■ Your goal: Write out the listing below in full and exactly, leaving out every picture.

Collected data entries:
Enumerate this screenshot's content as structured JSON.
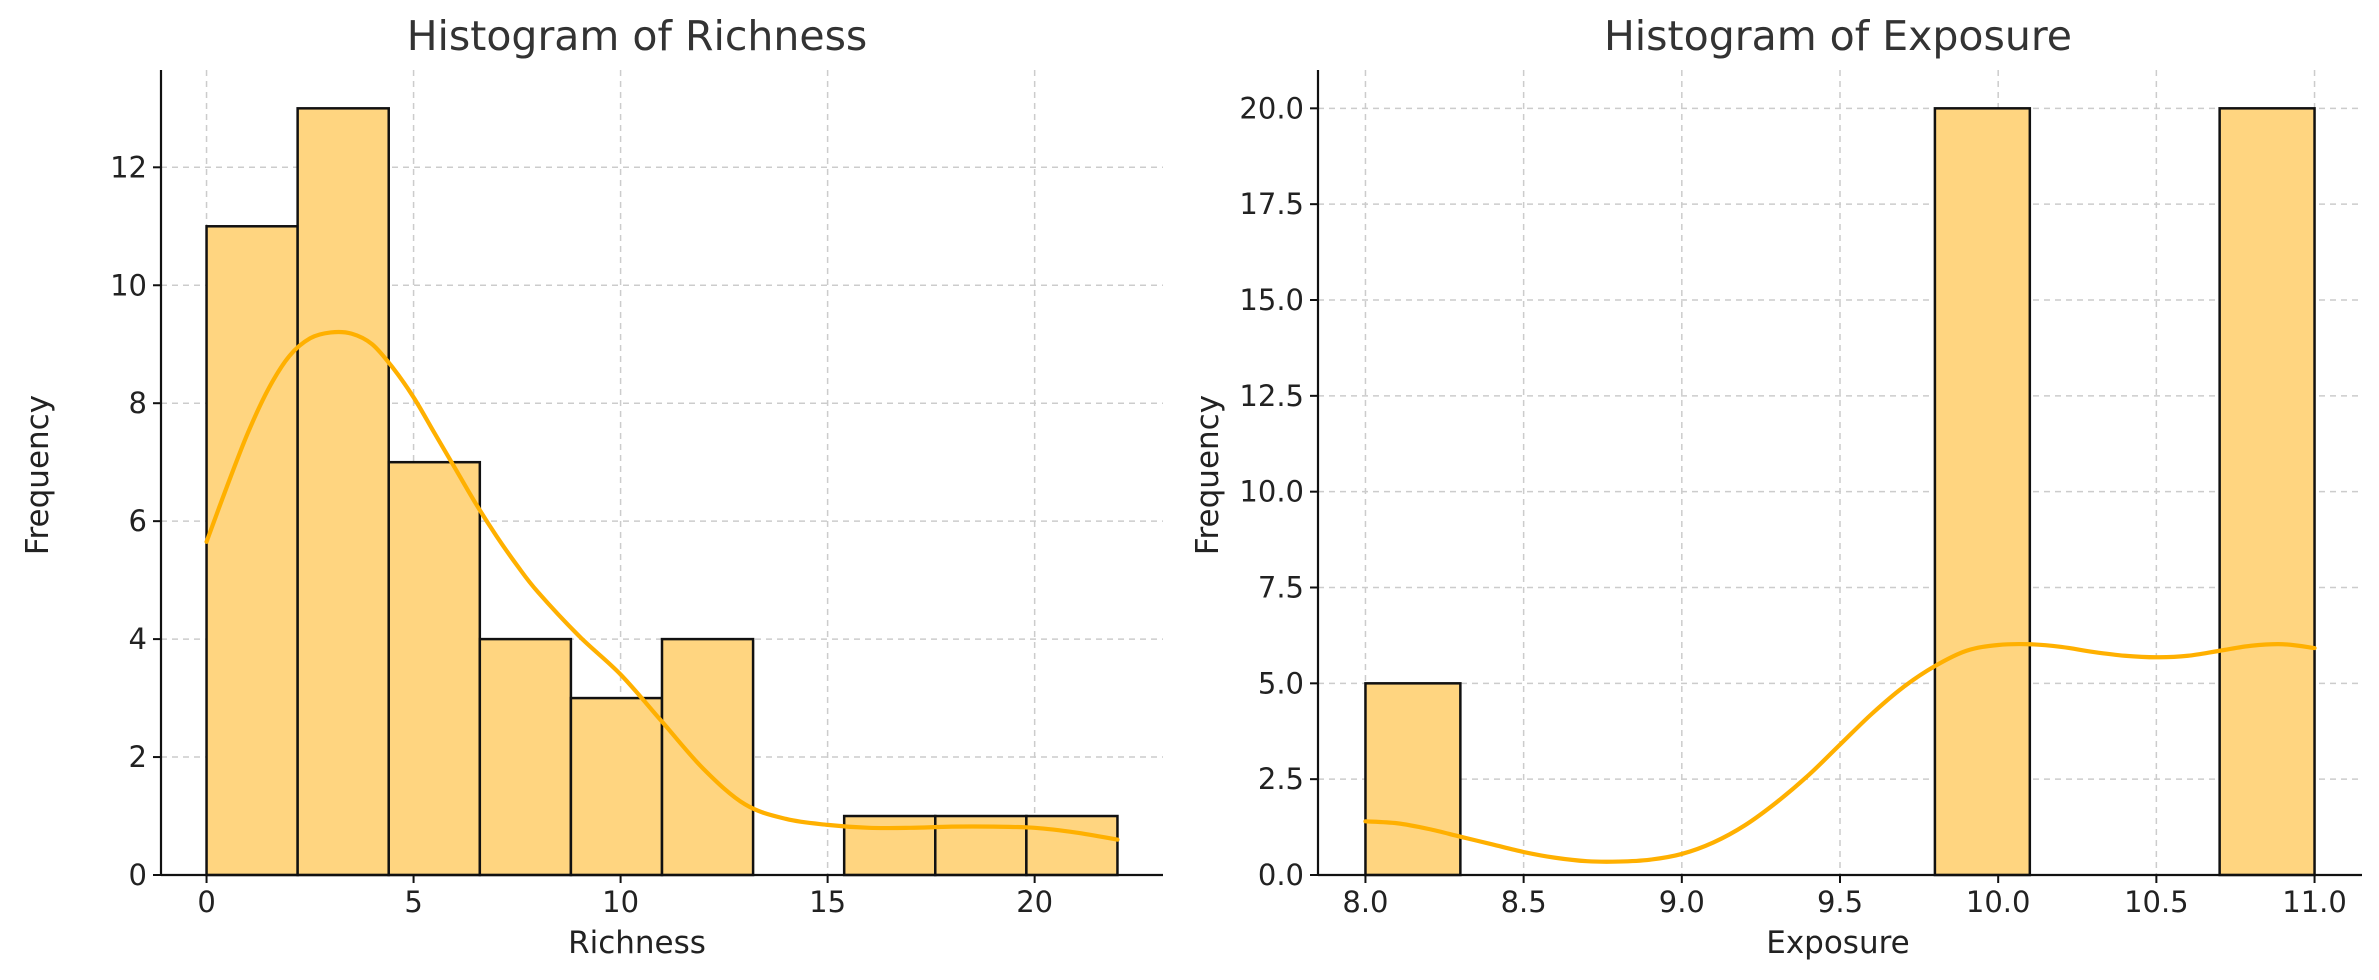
{
  "chart_data": [
    {
      "type": "bar",
      "subtype": "histogram",
      "title": "Histogram of Richness",
      "xlabel": "Richness",
      "ylabel": "Frequency",
      "xlim": [
        -1.1,
        23.1
      ],
      "ylim": [
        0,
        13.65
      ],
      "xticks": [
        0,
        5,
        10,
        15,
        20
      ],
      "xtick_labels": [
        "0",
        "5",
        "10",
        "15",
        "20"
      ],
      "yticks": [
        0,
        2,
        4,
        6,
        8,
        10,
        12
      ],
      "ytick_labels": [
        "0",
        "2",
        "4",
        "6",
        "8",
        "10",
        "12"
      ],
      "grid": true,
      "bin_edges": [
        0,
        2.2,
        4.4,
        6.6,
        8.8,
        11.0,
        13.2,
        15.4,
        17.6,
        19.8,
        22.0
      ],
      "values": [
        11,
        13,
        7,
        4,
        3,
        4,
        0,
        1,
        1,
        1
      ],
      "bar_color": "#ffd580",
      "kde_color": "#ffb000",
      "kde": {
        "x": [
          0,
          0.5,
          1,
          1.5,
          2,
          2.5,
          3,
          3.5,
          4,
          4.5,
          5,
          5.5,
          6,
          6.5,
          7,
          7.5,
          8,
          9,
          10,
          11,
          12,
          13,
          14,
          15,
          16,
          17,
          18,
          19,
          20,
          21,
          22
        ],
        "y": [
          5.65,
          6.6,
          7.5,
          8.25,
          8.8,
          9.1,
          9.2,
          9.18,
          9.0,
          8.6,
          8.1,
          7.5,
          6.9,
          6.3,
          5.75,
          5.25,
          4.8,
          4.05,
          3.4,
          2.6,
          1.8,
          1.2,
          0.95,
          0.85,
          0.8,
          0.8,
          0.82,
          0.82,
          0.8,
          0.72,
          0.6
        ]
      }
    },
    {
      "type": "bar",
      "subtype": "histogram",
      "title": "Histogram of Exposure",
      "xlabel": "Exposure",
      "ylabel": "Frequency",
      "xlim": [
        7.85,
        11.15
      ],
      "ylim": [
        0,
        21
      ],
      "xticks": [
        8.0,
        8.5,
        9.0,
        9.5,
        10.0,
        10.5,
        11.0
      ],
      "xtick_labels": [
        "8.0",
        "8.5",
        "9.0",
        "9.5",
        "10.0",
        "10.5",
        "11.0"
      ],
      "yticks": [
        0,
        2.5,
        5,
        7.5,
        10,
        12.5,
        15,
        17.5,
        20
      ],
      "ytick_labels": [
        "0.0",
        "2.5",
        "5.0",
        "7.5",
        "10.0",
        "12.5",
        "15.0",
        "17.5",
        "20.0"
      ],
      "grid": true,
      "bin_edges": [
        8.0,
        8.3,
        8.6,
        8.9,
        9.2,
        9.5,
        9.8,
        10.1,
        10.4,
        10.7,
        11.0
      ],
      "values": [
        5,
        0,
        0,
        0,
        0,
        0,
        20,
        0,
        0,
        20
      ],
      "bar_color": "#ffd580",
      "kde_color": "#ffb000",
      "kde": {
        "x": [
          8.0,
          8.1,
          8.2,
          8.3,
          8.4,
          8.5,
          8.6,
          8.7,
          8.8,
          8.9,
          9.0,
          9.1,
          9.2,
          9.3,
          9.4,
          9.5,
          9.6,
          9.7,
          9.8,
          9.9,
          10.0,
          10.1,
          10.2,
          10.3,
          10.4,
          10.5,
          10.6,
          10.7,
          10.8,
          10.9,
          11.0
        ],
        "y": [
          1.4,
          1.35,
          1.2,
          1.0,
          0.8,
          0.6,
          0.45,
          0.36,
          0.35,
          0.4,
          0.55,
          0.85,
          1.3,
          1.9,
          2.6,
          3.4,
          4.2,
          4.9,
          5.45,
          5.85,
          6.0,
          6.02,
          5.95,
          5.82,
          5.72,
          5.68,
          5.72,
          5.85,
          5.98,
          6.02,
          5.92
        ]
      }
    }
  ]
}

■ Complete output:
Enumerate this screenshot's content as structured JSON.
{
  "chart_data": [
    {
      "type": "bar",
      "subtype": "histogram",
      "title": "Histogram of Richness",
      "xlabel": "Richness",
      "ylabel": "Frequency",
      "xlim": [
        -1.1,
        23.1
      ],
      "ylim": [
        0,
        13.65
      ],
      "xticks": [
        0,
        5,
        10,
        15,
        20
      ],
      "xtick_labels": [
        "0",
        "5",
        "10",
        "15",
        "20"
      ],
      "yticks": [
        0,
        2,
        4,
        6,
        8,
        10,
        12
      ],
      "ytick_labels": [
        "0",
        "2",
        "4",
        "6",
        "8",
        "10",
        "12"
      ],
      "grid": true,
      "bin_edges": [
        0,
        2.2,
        4.4,
        6.6,
        8.8,
        11.0,
        13.2,
        15.4,
        17.6,
        19.8,
        22.0
      ],
      "values": [
        11,
        13,
        7,
        4,
        3,
        4,
        0,
        1,
        1,
        1
      ],
      "bar_color": "#ffd580",
      "kde_color": "#ffb000",
      "kde": {
        "x": [
          0,
          0.5,
          1,
          1.5,
          2,
          2.5,
          3,
          3.5,
          4,
          4.5,
          5,
          5.5,
          6,
          6.5,
          7,
          7.5,
          8,
          9,
          10,
          11,
          12,
          13,
          14,
          15,
          16,
          17,
          18,
          19,
          20,
          21,
          22
        ],
        "y": [
          5.65,
          6.6,
          7.5,
          8.25,
          8.8,
          9.1,
          9.2,
          9.18,
          9.0,
          8.6,
          8.1,
          7.5,
          6.9,
          6.3,
          5.75,
          5.25,
          4.8,
          4.05,
          3.4,
          2.6,
          1.8,
          1.2,
          0.95,
          0.85,
          0.8,
          0.8,
          0.82,
          0.82,
          0.8,
          0.72,
          0.6
        ]
      }
    },
    {
      "type": "bar",
      "subtype": "histogram",
      "title": "Histogram of Exposure",
      "xlabel": "Exposure",
      "ylabel": "Frequency",
      "xlim": [
        7.85,
        11.15
      ],
      "ylim": [
        0,
        21
      ],
      "xticks": [
        8.0,
        8.5,
        9.0,
        9.5,
        10.0,
        10.5,
        11.0
      ],
      "xtick_labels": [
        "8.0",
        "8.5",
        "9.0",
        "9.5",
        "10.0",
        "10.5",
        "11.0"
      ],
      "yticks": [
        0,
        2.5,
        5,
        7.5,
        10,
        12.5,
        15,
        17.5,
        20
      ],
      "ytick_labels": [
        "0.0",
        "2.5",
        "5.0",
        "7.5",
        "10.0",
        "12.5",
        "15.0",
        "17.5",
        "20.0"
      ],
      "grid": true,
      "bin_edges": [
        8.0,
        8.3,
        8.6,
        8.9,
        9.2,
        9.5,
        9.8,
        10.1,
        10.4,
        10.7,
        11.0
      ],
      "values": [
        5,
        0,
        0,
        0,
        0,
        0,
        20,
        0,
        0,
        20
      ],
      "bar_color": "#ffd580",
      "kde_color": "#ffb000",
      "kde": {
        "x": [
          8.0,
          8.1,
          8.2,
          8.3,
          8.4,
          8.5,
          8.6,
          8.7,
          8.8,
          8.9,
          9.0,
          9.1,
          9.2,
          9.3,
          9.4,
          9.5,
          9.6,
          9.7,
          9.8,
          9.9,
          10.0,
          10.1,
          10.2,
          10.3,
          10.4,
          10.5,
          10.6,
          10.7,
          10.8,
          10.9,
          11.0
        ],
        "y": [
          1.4,
          1.35,
          1.2,
          1.0,
          0.8,
          0.6,
          0.45,
          0.36,
          0.35,
          0.4,
          0.55,
          0.85,
          1.3,
          1.9,
          2.6,
          3.4,
          4.2,
          4.9,
          5.45,
          5.85,
          6.0,
          6.02,
          5.95,
          5.82,
          5.72,
          5.68,
          5.72,
          5.85,
          5.98,
          6.02,
          5.92
        ]
      }
    }
  ]
}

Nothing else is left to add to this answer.